> Given instruction
Reply with one number: the count of lines in the data that hold the string "talet".

> Stored items from a collection
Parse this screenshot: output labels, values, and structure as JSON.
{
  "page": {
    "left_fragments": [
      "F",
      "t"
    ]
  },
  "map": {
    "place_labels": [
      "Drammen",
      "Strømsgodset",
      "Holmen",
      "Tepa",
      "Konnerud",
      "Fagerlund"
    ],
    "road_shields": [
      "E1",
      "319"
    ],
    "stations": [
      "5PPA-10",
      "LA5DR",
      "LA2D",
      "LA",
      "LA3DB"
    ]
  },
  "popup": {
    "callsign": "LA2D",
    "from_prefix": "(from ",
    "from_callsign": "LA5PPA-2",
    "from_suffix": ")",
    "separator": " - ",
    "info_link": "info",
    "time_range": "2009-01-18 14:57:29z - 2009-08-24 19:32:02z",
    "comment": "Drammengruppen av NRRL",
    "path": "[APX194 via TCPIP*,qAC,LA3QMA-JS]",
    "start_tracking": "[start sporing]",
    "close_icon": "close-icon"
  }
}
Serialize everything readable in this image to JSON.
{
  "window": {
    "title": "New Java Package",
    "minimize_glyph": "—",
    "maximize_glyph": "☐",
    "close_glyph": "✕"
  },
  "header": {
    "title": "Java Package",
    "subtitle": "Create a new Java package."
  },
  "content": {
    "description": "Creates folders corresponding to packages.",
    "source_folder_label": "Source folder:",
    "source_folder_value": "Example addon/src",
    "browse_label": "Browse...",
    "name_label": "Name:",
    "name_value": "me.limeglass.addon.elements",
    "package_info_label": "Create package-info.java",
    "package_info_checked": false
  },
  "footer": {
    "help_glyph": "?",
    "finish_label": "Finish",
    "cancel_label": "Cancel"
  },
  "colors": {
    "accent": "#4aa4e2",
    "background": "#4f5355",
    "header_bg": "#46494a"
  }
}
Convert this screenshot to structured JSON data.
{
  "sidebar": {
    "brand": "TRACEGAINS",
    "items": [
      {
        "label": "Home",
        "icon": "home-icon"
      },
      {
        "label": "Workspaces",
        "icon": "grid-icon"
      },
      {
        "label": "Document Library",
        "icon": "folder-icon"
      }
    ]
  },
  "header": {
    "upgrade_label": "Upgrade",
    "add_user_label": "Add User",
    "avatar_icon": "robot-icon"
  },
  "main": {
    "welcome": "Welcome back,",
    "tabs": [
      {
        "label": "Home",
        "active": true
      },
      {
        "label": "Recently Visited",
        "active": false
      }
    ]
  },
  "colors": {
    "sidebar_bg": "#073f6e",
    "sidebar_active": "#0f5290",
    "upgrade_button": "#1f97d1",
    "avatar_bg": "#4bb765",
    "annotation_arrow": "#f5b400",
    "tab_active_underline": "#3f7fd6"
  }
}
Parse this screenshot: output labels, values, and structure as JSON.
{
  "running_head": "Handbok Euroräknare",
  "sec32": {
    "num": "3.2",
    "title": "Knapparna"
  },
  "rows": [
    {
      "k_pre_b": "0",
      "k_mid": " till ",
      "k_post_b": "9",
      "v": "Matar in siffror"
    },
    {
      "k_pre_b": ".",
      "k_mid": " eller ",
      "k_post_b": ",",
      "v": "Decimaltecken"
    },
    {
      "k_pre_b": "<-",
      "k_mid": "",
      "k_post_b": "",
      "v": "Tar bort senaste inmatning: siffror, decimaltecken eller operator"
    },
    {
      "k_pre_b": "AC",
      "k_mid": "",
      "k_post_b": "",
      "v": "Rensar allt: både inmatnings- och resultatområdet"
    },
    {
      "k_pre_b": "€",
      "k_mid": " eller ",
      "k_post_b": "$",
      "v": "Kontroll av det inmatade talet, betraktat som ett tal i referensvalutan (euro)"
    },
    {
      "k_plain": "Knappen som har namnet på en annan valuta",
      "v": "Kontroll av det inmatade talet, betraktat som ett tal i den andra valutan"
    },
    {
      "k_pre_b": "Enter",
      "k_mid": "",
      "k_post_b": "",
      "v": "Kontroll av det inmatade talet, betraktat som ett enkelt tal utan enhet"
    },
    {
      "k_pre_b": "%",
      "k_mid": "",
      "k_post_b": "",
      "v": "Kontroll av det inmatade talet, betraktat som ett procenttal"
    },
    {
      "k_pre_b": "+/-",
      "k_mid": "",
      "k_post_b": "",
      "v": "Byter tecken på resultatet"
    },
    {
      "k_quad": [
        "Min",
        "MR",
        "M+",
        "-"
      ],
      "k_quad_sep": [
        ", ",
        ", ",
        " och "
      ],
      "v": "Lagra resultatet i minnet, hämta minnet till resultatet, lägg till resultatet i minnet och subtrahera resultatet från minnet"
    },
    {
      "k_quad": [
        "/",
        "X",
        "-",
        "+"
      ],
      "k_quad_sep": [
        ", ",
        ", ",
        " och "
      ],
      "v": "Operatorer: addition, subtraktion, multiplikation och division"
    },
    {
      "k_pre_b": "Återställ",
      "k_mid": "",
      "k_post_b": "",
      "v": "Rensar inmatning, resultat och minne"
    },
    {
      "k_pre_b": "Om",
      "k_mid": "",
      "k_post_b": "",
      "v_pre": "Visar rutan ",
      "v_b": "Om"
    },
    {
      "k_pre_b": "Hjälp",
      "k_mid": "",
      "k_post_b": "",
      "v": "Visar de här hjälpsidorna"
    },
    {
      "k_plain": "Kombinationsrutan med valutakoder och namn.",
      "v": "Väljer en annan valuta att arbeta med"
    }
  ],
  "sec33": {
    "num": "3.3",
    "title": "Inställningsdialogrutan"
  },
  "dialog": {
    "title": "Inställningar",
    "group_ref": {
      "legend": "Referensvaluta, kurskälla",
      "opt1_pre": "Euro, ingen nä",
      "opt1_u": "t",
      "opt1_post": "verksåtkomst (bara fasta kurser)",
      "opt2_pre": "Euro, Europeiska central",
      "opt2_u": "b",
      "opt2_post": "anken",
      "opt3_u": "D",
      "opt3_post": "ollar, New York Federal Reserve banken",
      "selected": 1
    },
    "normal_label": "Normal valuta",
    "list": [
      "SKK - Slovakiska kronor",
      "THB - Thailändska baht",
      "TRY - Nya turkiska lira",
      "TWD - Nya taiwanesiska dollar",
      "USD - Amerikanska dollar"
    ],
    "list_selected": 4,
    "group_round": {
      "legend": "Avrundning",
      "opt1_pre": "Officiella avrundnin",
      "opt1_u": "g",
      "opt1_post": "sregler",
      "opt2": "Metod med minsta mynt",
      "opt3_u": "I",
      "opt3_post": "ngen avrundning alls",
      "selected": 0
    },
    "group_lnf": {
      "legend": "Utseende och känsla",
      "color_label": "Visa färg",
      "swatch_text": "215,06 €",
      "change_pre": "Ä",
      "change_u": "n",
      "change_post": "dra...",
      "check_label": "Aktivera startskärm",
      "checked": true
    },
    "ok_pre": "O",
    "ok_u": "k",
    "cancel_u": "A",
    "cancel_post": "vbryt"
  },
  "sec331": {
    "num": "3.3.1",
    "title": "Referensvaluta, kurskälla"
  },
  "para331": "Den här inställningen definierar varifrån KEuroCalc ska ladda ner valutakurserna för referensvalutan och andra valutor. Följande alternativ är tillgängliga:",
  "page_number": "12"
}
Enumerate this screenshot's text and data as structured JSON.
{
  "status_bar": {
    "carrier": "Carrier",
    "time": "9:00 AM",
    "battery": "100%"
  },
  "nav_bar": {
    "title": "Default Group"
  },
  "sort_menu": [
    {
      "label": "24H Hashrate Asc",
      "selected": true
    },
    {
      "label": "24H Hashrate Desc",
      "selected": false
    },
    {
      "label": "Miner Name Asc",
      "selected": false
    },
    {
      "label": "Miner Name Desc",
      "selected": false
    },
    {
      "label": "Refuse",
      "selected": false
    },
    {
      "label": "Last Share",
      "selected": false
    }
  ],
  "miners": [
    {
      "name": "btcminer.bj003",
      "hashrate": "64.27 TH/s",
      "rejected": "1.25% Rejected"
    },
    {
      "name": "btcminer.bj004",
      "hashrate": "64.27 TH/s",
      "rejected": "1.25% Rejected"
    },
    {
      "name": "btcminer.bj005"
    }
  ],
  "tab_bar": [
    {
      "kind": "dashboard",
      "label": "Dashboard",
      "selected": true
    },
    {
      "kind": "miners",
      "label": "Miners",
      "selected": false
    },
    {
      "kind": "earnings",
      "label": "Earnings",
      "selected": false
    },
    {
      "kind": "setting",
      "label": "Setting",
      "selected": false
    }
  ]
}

> Result for this exercise
4